##### Material for this exercise
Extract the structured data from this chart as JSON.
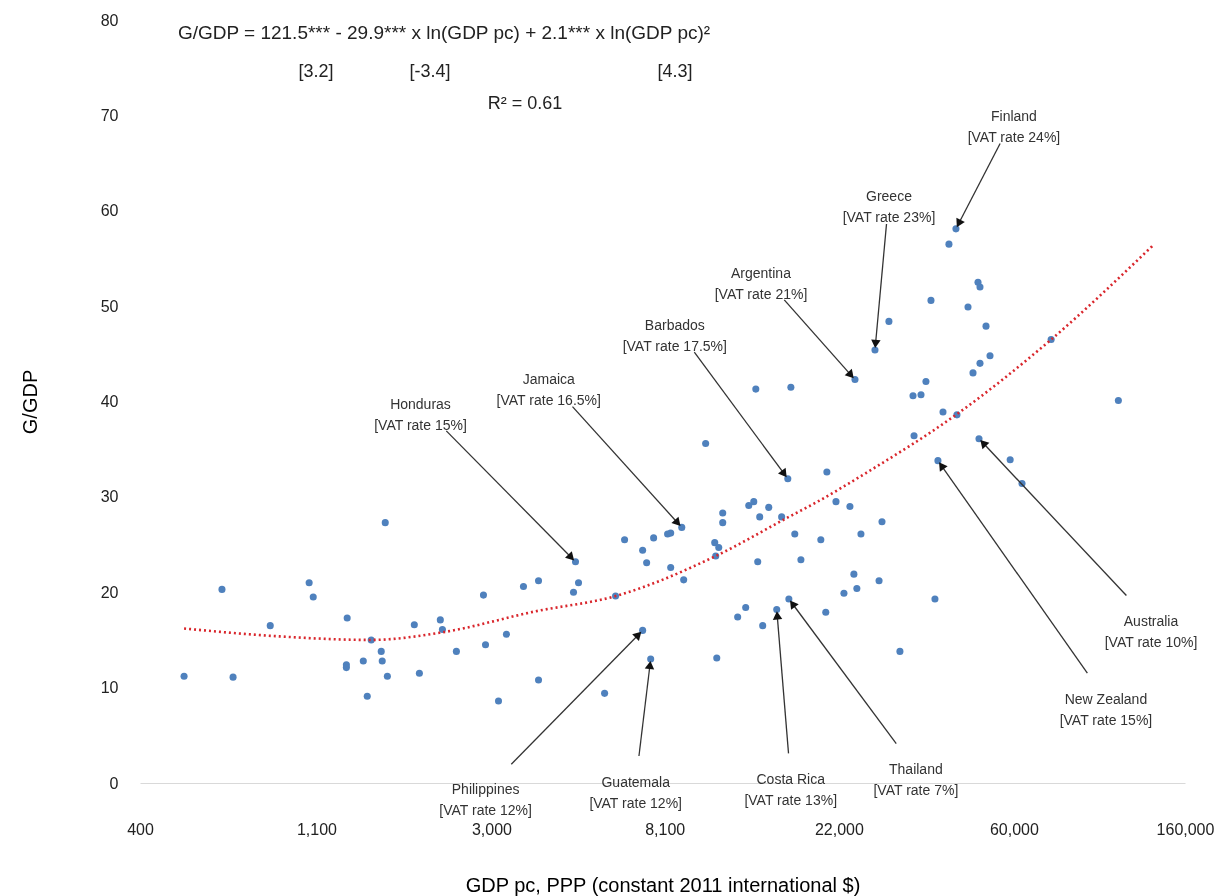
{
  "chart_data": {
    "type": "scatter",
    "xlabel": "GDP pc, PPP (constant 2011 international $)",
    "ylabel": "G/GDP",
    "log": "x",
    "xlim": [
      400,
      160000
    ],
    "xticks": [
      {
        "value": 400,
        "label": "400"
      },
      {
        "value": 1100,
        "label": "1,100"
      },
      {
        "value": 3000,
        "label": "3,000"
      },
      {
        "value": 8100,
        "label": "8,100"
      },
      {
        "value": 22000,
        "label": "22,000"
      },
      {
        "value": 60000,
        "label": "60,000"
      },
      {
        "value": 160000,
        "label": "160,000"
      }
    ],
    "ylim": [
      0,
      80
    ],
    "yticks": [
      0,
      10,
      20,
      30,
      40,
      50,
      60,
      70,
      80
    ],
    "grid": false,
    "series": [
      {
        "color": "#4f81bd",
        "marker": "circle",
        "x": [
          515,
          640,
          682,
          844,
          1055,
          1080,
          1312,
          1506,
          1306,
          1306,
          1439,
          1595,
          1604,
          1472,
          1652,
          1632,
          1928,
          2238,
          2265,
          1985,
          2454,
          2866,
          2900,
          3124,
          3270,
          3605,
          3930,
          3930,
          4858,
          4943,
          4803,
          5740,
          6113,
          6437,
          7139,
          7305,
          7603,
          8237,
          8385,
          8934,
          8385,
          9033,
          7139,
          7476,
          10245,
          11299,
          11299,
          10793,
          11045,
          10856,
          10920,
          13120,
          13500,
          14710,
          13970,
          15840,
          17080,
          13810,
          17690,
          13660,
          16700,
          16410,
          12890,
          12310,
          14210,
          15400,
          16510,
          19830,
          20530,
          21630,
          23430,
          24960,
          23970,
          22640,
          24380,
          20400,
          27690,
          28160,
          31210,
          24120,
          27050,
          29300,
          37290,
          46110,
          48830,
          49390,
          51130,
          52310,
          49390,
          47450,
          36230,
          33640,
          35220,
          39950,
          43280,
          33840,
          49110,
          38810,
          58720,
          62850,
          74270,
          109200,
          43030,
          41340,
          38150
        ],
        "values": [
          11.2,
          20.3,
          11.1,
          16.5,
          21.0,
          19.5,
          17.3,
          15.0,
          12.4,
          12.1,
          12.8,
          13.8,
          12.8,
          9.1,
          11.2,
          27.3,
          16.6,
          17.1,
          16.1,
          11.5,
          13.8,
          19.7,
          14.5,
          8.6,
          15.6,
          20.6,
          21.2,
          10.8,
          23.2,
          21.0,
          20.0,
          9.4,
          19.6,
          25.5,
          24.4,
          23.1,
          25.7,
          26.1,
          26.2,
          26.8,
          22.6,
          21.3,
          16.0,
          13.0,
          35.6,
          28.3,
          27.3,
          25.2,
          24.7,
          23.8,
          13.1,
          29.1,
          29.5,
          28.9,
          27.9,
          27.9,
          26.1,
          23.2,
          23.4,
          41.3,
          41.5,
          31.9,
          18.4,
          17.4,
          16.5,
          18.2,
          19.3,
          25.5,
          32.6,
          29.5,
          29.0,
          26.1,
          21.9,
          19.9,
          20.4,
          17.9,
          21.2,
          27.4,
          13.8,
          42.3,
          45.4,
          48.4,
          50.6,
          49.9,
          52.5,
          52.0,
          47.9,
          44.8,
          44.0,
          43.0,
          42.1,
          40.6,
          40.7,
          38.9,
          38.6,
          36.4,
          36.1,
          33.8,
          33.9,
          31.4,
          46.5,
          40.1,
          58.1,
          56.5,
          19.3
        ]
      },
      {
        "type": "line",
        "color": "#d9262c",
        "line_style": "dotted",
        "x": [
          515,
          868,
          1506,
          2265,
          3864,
          6113,
          10856,
          16510,
          19270,
          25680,
          43030,
          74270,
          133400
        ],
        "values": [
          16.2,
          15.4,
          15.0,
          15.8,
          18.0,
          19.6,
          23.8,
          27.9,
          29.4,
          32.5,
          38.6,
          46.5,
          56.4
        ]
      }
    ],
    "annotations": [
      "G/GDP = 121.5*** - 29.9*** x ln(GDP pc) + 2.1*** x ln(GDP pc)²",
      "[3.2]",
      "[-3.4]",
      "[4.3]",
      "R² = 0.61",
      {
        "text": "Finland\n[VAT rate 24%]",
        "x": 43030,
        "y": 58.1
      },
      {
        "text": "Greece\n[VAT rate 23%]",
        "x": 27050,
        "y": 45.4
      },
      {
        "text": "Argentina\n[VAT rate 21%]",
        "x": 24120,
        "y": 42.3
      },
      {
        "text": "Barbados\n[VAT rate 17.5%]",
        "x": 16410,
        "y": 31.9
      },
      {
        "text": "Jamaica\n[VAT rate 16.5%]",
        "x": 8934,
        "y": 26.8
      },
      {
        "text": "Honduras\n[VAT rate 15%]",
        "x": 4858,
        "y": 23.2
      },
      {
        "text": "Philippines\n[VAT rate 12%]",
        "x": 7139,
        "y": 16.0
      },
      {
        "text": "Guatemala\n[VAT rate 12%]",
        "x": 7476,
        "y": 13.0
      },
      {
        "text": "Costa Rica\n[VAT rate 13%]",
        "x": 15400,
        "y": 18.2
      },
      {
        "text": "Thailand\n[VAT rate 7%]",
        "x": 16510,
        "y": 19.3
      },
      {
        "text": "New Zealand\n[VAT rate 15%]",
        "x": 38810,
        "y": 33.8
      },
      {
        "text": "Australia\n[VAT rate 10%]",
        "x": 49110,
        "y": 36.1
      }
    ]
  }
}
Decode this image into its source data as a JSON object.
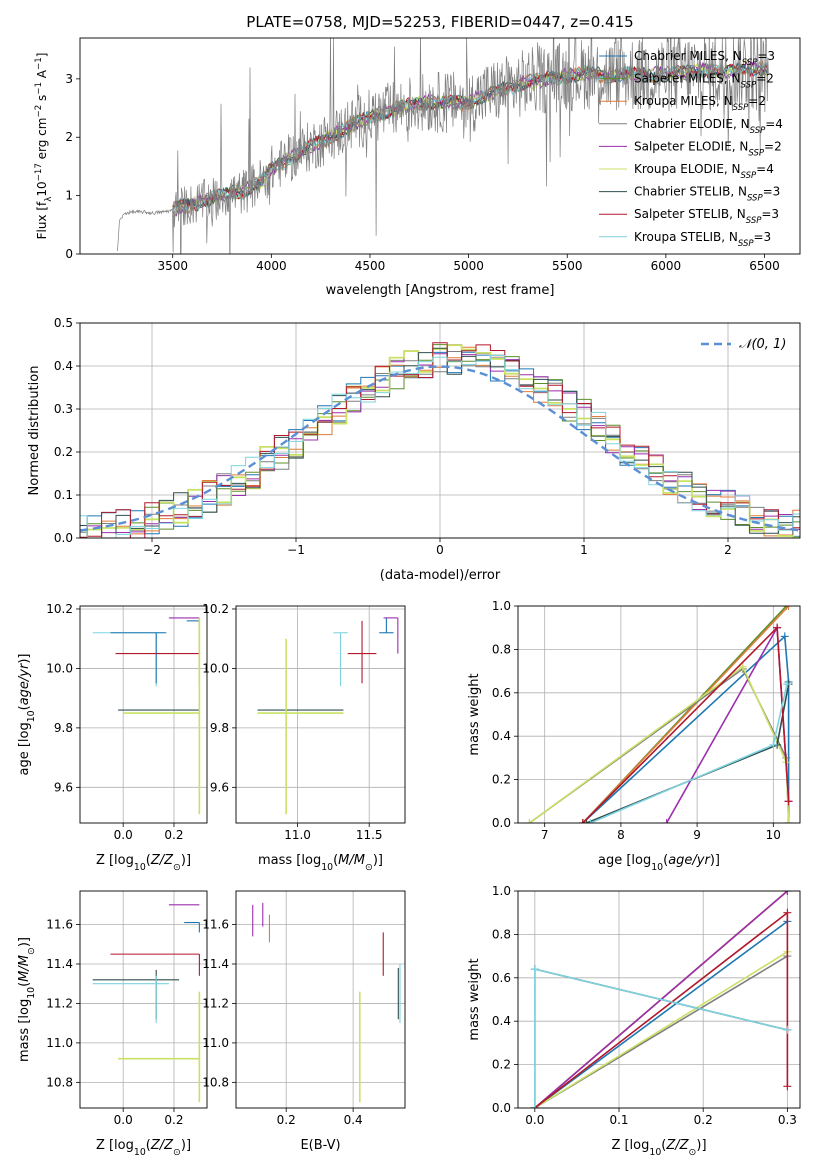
{
  "colors": {
    "Chabrier MILES": "#1f77b4",
    "Salpeter MILES": "#5b8f2a",
    "Kroupa MILES": "#e07b39",
    "Chabrier ELODIE": "#7f7f7f",
    "Salpeter ELODIE": "#9b2fae",
    "Kroupa ELODIE": "#c9e265",
    "Chabrier STELIB": "#2f4f4f",
    "Salpeter STELIB": "#b2182b",
    "Kroupa STELIB": "#7fd3df"
  },
  "chart_data": [
    {
      "id": "spectrum",
      "type": "line",
      "title": "PLATE=0758, MJD=52253, FIBERID=0447, z=0.415",
      "xlabel": "wavelength [Angstrom, rest frame]",
      "ylabel": "Flux [f_λ 10^-17 erg cm^-2 s^-1 A^-1]",
      "xlim": [
        3030,
        6680
      ],
      "ylim": [
        0,
        3.7
      ],
      "xticks": [
        3500,
        4000,
        4500,
        5000,
        5500,
        6000,
        6500
      ],
      "yticks": [
        0,
        1,
        2,
        3
      ],
      "legend_position": "top-right",
      "legend": [
        {
          "label": "Chabrier MILES, N_SSP=3"
        },
        {
          "label": "Salpeter MILES, N_SSP=2"
        },
        {
          "label": "Kroupa MILES, N_SSP=2"
        },
        {
          "label": "Chabrier ELODIE, N_SSP=4"
        },
        {
          "label": "Salpeter ELODIE, N_SSP=2"
        },
        {
          "label": "Kroupa ELODIE, N_SSP=4"
        },
        {
          "label": "Chabrier STELIB, N_SSP=3"
        },
        {
          "label": "Salpeter STELIB, N_SSP=3"
        },
        {
          "label": "Kroupa STELIB, N_SSP=3"
        }
      ],
      "data_curve": {
        "x": [
          3220,
          3230,
          3260,
          3300,
          3350,
          3400,
          3450,
          3500,
          3550,
          3600,
          3650,
          3700,
          3750,
          3800,
          3850,
          3900,
          3950,
          4000,
          4100,
          4200,
          4300,
          4400,
          4500,
          4600,
          4700,
          4800,
          4900,
          5000,
          5100,
          5200,
          5300,
          5400,
          5500,
          5600,
          5700,
          5800,
          5900,
          6000,
          6100,
          6200,
          6300,
          6400,
          6500
        ],
        "y": [
          0.05,
          0.58,
          0.7,
          0.72,
          0.72,
          0.7,
          0.72,
          0.75,
          0.82,
          0.85,
          0.9,
          0.95,
          1.0,
          1.05,
          1.05,
          1.15,
          1.25,
          1.45,
          1.65,
          1.85,
          2.0,
          2.2,
          2.35,
          2.45,
          2.55,
          2.6,
          2.6,
          2.6,
          2.75,
          2.85,
          2.95,
          3.0,
          3.05,
          3.1,
          3.05,
          3.1,
          3.05,
          3.1,
          3.1,
          3.15,
          3.1,
          3.2,
          3.15
        ]
      },
      "noise_start": 3500,
      "noise_end": 6520,
      "model_start": 3500,
      "model_end": 6520
    },
    {
      "id": "residuals",
      "type": "histogram",
      "xlabel": "(data-model)/error",
      "ylabel": "Normed distribution",
      "xlim": [
        -2.5,
        2.5
      ],
      "ylim": [
        0,
        0.5
      ],
      "xticks": [
        -2,
        -1,
        0,
        1,
        2
      ],
      "yticks": [
        0.0,
        0.1,
        0.2,
        0.3,
        0.4,
        0.5
      ],
      "grid": true,
      "legend_position": "top-right",
      "reference_curve": {
        "label": "𝒩(0, 1)",
        "mean": 0,
        "sigma": 1
      },
      "bin_width": 0.1
    },
    {
      "id": "age-vs-z",
      "type": "errorbar",
      "xlabel": "Z [log10(Z/Z⊙)]",
      "ylabel": "age [log10(age/yr)]",
      "xlim": [
        -0.17,
        0.33
      ],
      "ylim": [
        9.48,
        10.21
      ],
      "xticks": [
        0.0,
        0.2
      ],
      "yticks": [
        9.6,
        9.8,
        10.0,
        10.2
      ],
      "grid": true,
      "points": [
        {
          "series": "Kroupa STELIB",
          "x": 0.13,
          "y": 10.12,
          "xerr": [
            0.25,
            0.03
          ],
          "yerr": [
            0.18,
            0.0
          ]
        },
        {
          "series": "Chabrier MILES",
          "x": 0.13,
          "y": 10.12,
          "xerr": [
            0.18,
            0.04
          ],
          "yerr": [
            0.17,
            0.0
          ]
        },
        {
          "series": "Salpeter ELODIE",
          "x": 0.3,
          "y": 10.17,
          "xerr": [
            0.12,
            0.0
          ],
          "yerr": [
            0.0,
            0.0
          ]
        },
        {
          "series": "Chabrier MILES",
          "x": 0.3,
          "y": 10.16,
          "xerr": [
            0.05,
            0.0
          ],
          "yerr": [
            0.02,
            0.0
          ]
        },
        {
          "series": "Salpeter STELIB",
          "x": 0.3,
          "y": 10.05,
          "xerr": [
            0.33,
            0.0
          ],
          "yerr": [
            0.1,
            0.11
          ]
        },
        {
          "series": "Chabrier STELIB",
          "x": 0.3,
          "y": 9.86,
          "xerr": [
            0.32,
            0.0
          ],
          "yerr": [
            0.0,
            0.0
          ]
        },
        {
          "series": "Kroupa ELODIE",
          "x": 0.3,
          "y": 9.85,
          "xerr": [
            0.3,
            0.0
          ],
          "yerr": [
            0.34,
            0.32
          ]
        }
      ]
    },
    {
      "id": "age-vs-mass",
      "type": "errorbar",
      "xlabel": "mass [log10(M/M⊙)]",
      "ylabel": "",
      "xlim": [
        10.57,
        11.75
      ],
      "ylim": [
        9.48,
        10.21
      ],
      "xticks": [
        11.0,
        11.5
      ],
      "yticks": [
        9.6,
        9.8,
        10.0,
        10.2
      ],
      "grid": true,
      "points": [
        {
          "series": "Kroupa STELIB",
          "x": 11.3,
          "y": 10.12,
          "xerr": [
            0.05,
            0.05
          ],
          "yerr": [
            0.18,
            0.0
          ]
        },
        {
          "series": "Chabrier MILES",
          "x": 11.62,
          "y": 10.12,
          "xerr": [
            0.05,
            0.05
          ],
          "yerr": [
            0.0,
            0.05
          ]
        },
        {
          "series": "Salpeter ELODIE",
          "x": 11.7,
          "y": 10.17,
          "xerr": [
            0.1,
            0.0
          ],
          "yerr": [
            0.12,
            0.0
          ]
        },
        {
          "series": "Salpeter STELIB",
          "x": 11.45,
          "y": 10.05,
          "xerr": [
            0.1,
            0.1
          ],
          "yerr": [
            0.1,
            0.11
          ]
        },
        {
          "series": "Chabrier STELIB",
          "x": 10.92,
          "y": 9.86,
          "xerr": [
            0.2,
            0.4
          ],
          "yerr": [
            0.0,
            0.0
          ]
        },
        {
          "series": "Kroupa ELODIE",
          "x": 10.92,
          "y": 9.85,
          "xerr": [
            0.2,
            0.4
          ],
          "yerr": [
            0.34,
            0.25
          ]
        }
      ]
    },
    {
      "id": "weight-vs-age",
      "type": "line",
      "xlabel": "age [log10(age/yr)]",
      "ylabel": "mass weight",
      "xlim": [
        6.65,
        10.35
      ],
      "ylim": [
        0.0,
        1.0
      ],
      "xticks": [
        7,
        8,
        9,
        10
      ],
      "yticks": [
        0.0,
        0.2,
        0.4,
        0.6,
        0.8,
        1.0
      ],
      "grid": true,
      "series": [
        {
          "name": "Chabrier MILES",
          "x": [
            7.5,
            10.15,
            10.2,
            10.2
          ],
          "y": [
            0.0,
            0.86,
            0.65,
            0.0
          ]
        },
        {
          "name": "Salpeter MILES",
          "x": [
            7.5,
            10.17
          ],
          "y": [
            0.0,
            1.0
          ]
        },
        {
          "name": "Kroupa MILES",
          "x": [
            7.5,
            10.2
          ],
          "y": [
            0.0,
            1.0
          ]
        },
        {
          "name": "Chabrier ELODIE",
          "x": [
            6.8,
            9.6,
            10.17,
            10.2
          ],
          "y": [
            0.0,
            0.71,
            0.3,
            0.0
          ]
        },
        {
          "name": "Salpeter ELODIE",
          "x": [
            8.6,
            10.05,
            10.2
          ],
          "y": [
            0.0,
            0.9,
            0.1
          ]
        },
        {
          "name": "Kroupa ELODIE",
          "x": [
            6.8,
            9.6,
            10.17,
            10.2
          ],
          "y": [
            0.0,
            0.72,
            0.28,
            0.0
          ]
        },
        {
          "name": "Chabrier STELIB",
          "x": [
            7.55,
            10.05,
            10.2
          ],
          "y": [
            0.0,
            0.36,
            0.64
          ]
        },
        {
          "name": "Salpeter STELIB",
          "x": [
            7.5,
            10.05,
            10.2
          ],
          "y": [
            0.0,
            0.9,
            0.1
          ]
        },
        {
          "name": "Kroupa STELIB",
          "x": [
            7.6,
            10.0,
            10.18
          ],
          "y": [
            0.0,
            0.36,
            0.64
          ]
        }
      ]
    },
    {
      "id": "mass-vs-z",
      "type": "errorbar",
      "xlabel": "Z [log10(Z/Z⊙)]",
      "ylabel": "mass [log10(M/M⊙)]",
      "xlim": [
        -0.17,
        0.33
      ],
      "ylim": [
        10.67,
        11.77
      ],
      "xticks": [
        0.0,
        0.2
      ],
      "yticks": [
        10.8,
        11.0,
        11.2,
        11.4,
        11.6
      ],
      "grid": true,
      "points": [
        {
          "series": "Salpeter ELODIE",
          "x": 0.3,
          "y": 11.7,
          "xerr": [
            0.12,
            0.0
          ],
          "yerr": [
            0.0,
            0.0
          ]
        },
        {
          "series": "Chabrier MILES",
          "x": 0.3,
          "y": 11.61,
          "xerr": [
            0.06,
            0.0
          ],
          "yerr": [
            0.05,
            0.0
          ]
        },
        {
          "series": "Salpeter STELIB",
          "x": 0.3,
          "y": 11.45,
          "xerr": [
            0.35,
            0.0
          ],
          "yerr": [
            0.11,
            0.0
          ]
        },
        {
          "series": "Chabrier STELIB",
          "x": 0.13,
          "y": 11.32,
          "xerr": [
            0.25,
            0.09
          ],
          "yerr": [
            0.2,
            0.05
          ]
        },
        {
          "series": "Kroupa STELIB",
          "x": 0.13,
          "y": 11.3,
          "xerr": [
            0.25,
            0.05
          ],
          "yerr": [
            0.2,
            0.04
          ]
        },
        {
          "series": "Kroupa ELODIE",
          "x": 0.3,
          "y": 10.92,
          "xerr": [
            0.32,
            0.0
          ],
          "yerr": [
            0.22,
            0.34
          ]
        }
      ]
    },
    {
      "id": "mass-vs-ebv",
      "type": "errorbar",
      "xlabel": "E(B-V)",
      "ylabel": "",
      "xlim": [
        0.05,
        0.555
      ],
      "ylim": [
        10.67,
        11.77
      ],
      "xticks": [
        0.2,
        0.4
      ],
      "yticks": [
        10.8,
        11.0,
        11.2,
        11.4,
        11.6
      ],
      "grid": true,
      "points": [
        {
          "series": "Salpeter ELODIE",
          "x": 0.1,
          "y": 11.62,
          "xerr": [
            0,
            0
          ],
          "yerr": [
            0.08,
            0.08
          ]
        },
        {
          "series": "Salpeter ELODIE",
          "x": 0.13,
          "y": 11.65,
          "xerr": [
            0,
            0
          ],
          "yerr": [
            0.06,
            0.06
          ]
        },
        {
          "series": "Kroupa MILES",
          "x": 0.15,
          "y": 11.58,
          "xerr": [
            0,
            0
          ],
          "yerr": [
            0.07,
            0.07
          ]
        },
        {
          "series": "Salpeter STELIB",
          "x": 0.49,
          "y": 11.45,
          "xerr": [
            0,
            0
          ],
          "yerr": [
            0.11,
            0.11
          ]
        },
        {
          "series": "Chabrier STELIB",
          "x": 0.535,
          "y": 11.25,
          "xerr": [
            0,
            0
          ],
          "yerr": [
            0.13,
            0.13
          ]
        },
        {
          "series": "Kroupa STELIB",
          "x": 0.54,
          "y": 11.25,
          "xerr": [
            0,
            0
          ],
          "yerr": [
            0.15,
            0.15
          ]
        },
        {
          "series": "Kroupa ELODIE",
          "x": 0.42,
          "y": 10.98,
          "xerr": [
            0,
            0
          ],
          "yerr": [
            0.28,
            0.28
          ]
        }
      ]
    },
    {
      "id": "weight-vs-z",
      "type": "line",
      "xlabel": "Z [log10(Z/Z⊙)]",
      "ylabel": "mass weight",
      "xlim": [
        -0.02,
        0.315
      ],
      "ylim": [
        0.0,
        1.0
      ],
      "xticks": [
        0.0,
        0.1,
        0.2,
        0.3
      ],
      "yticks": [
        0.0,
        0.2,
        0.4,
        0.6,
        0.8,
        1.0
      ],
      "grid": true,
      "series": [
        {
          "name": "Chabrier MILES",
          "x": [
            0.0,
            0.3
          ],
          "y": [
            0.0,
            0.86
          ]
        },
        {
          "name": "Salpeter MILES",
          "x": [
            0.0,
            0.3
          ],
          "y": [
            0.0,
            1.0
          ]
        },
        {
          "name": "Kroupa MILES",
          "x": [
            0.0,
            0.3
          ],
          "y": [
            0.0,
            1.0
          ]
        },
        {
          "name": "Chabrier ELODIE",
          "x": [
            0.0,
            0.3
          ],
          "y": [
            0.0,
            0.7
          ]
        },
        {
          "name": "Salpeter ELODIE",
          "x": [
            0.0,
            0.3
          ],
          "y": [
            0.0,
            1.0
          ]
        },
        {
          "name": "Kroupa ELODIE",
          "x": [
            0.0,
            0.3
          ],
          "y": [
            0.0,
            0.72
          ]
        },
        {
          "name": "Chabrier STELIB",
          "x": [
            0.0,
            0.0,
            0.3
          ],
          "y": [
            0.0,
            0.64,
            0.36
          ]
        },
        {
          "name": "Salpeter STELIB",
          "x": [
            0.0,
            0.3,
            0.3
          ],
          "y": [
            0.0,
            0.9,
            0.1
          ]
        },
        {
          "name": "Kroupa STELIB",
          "x": [
            0.0,
            0.0,
            0.3
          ],
          "y": [
            0.0,
            0.64,
            0.36
          ]
        }
      ]
    }
  ]
}
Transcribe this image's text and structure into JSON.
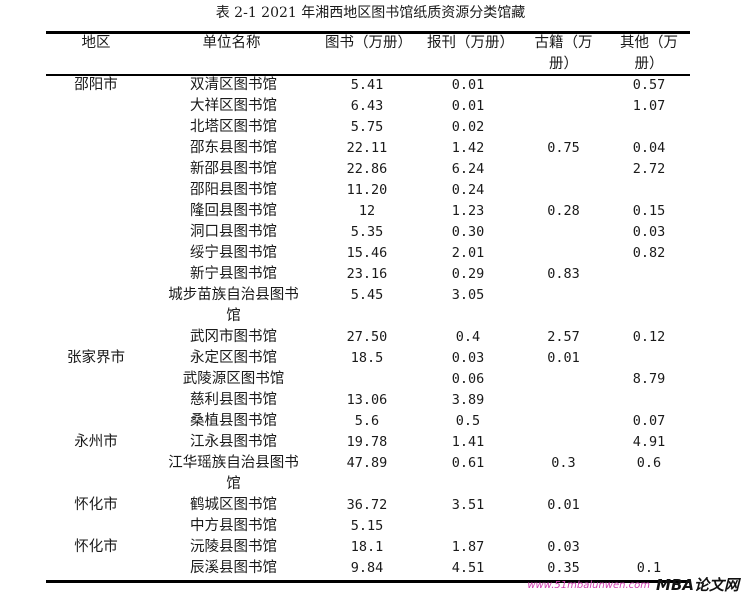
##########
Direction: Count how many lines of the data include the word "into". Your reply should be that number alone.

Finished answer: 2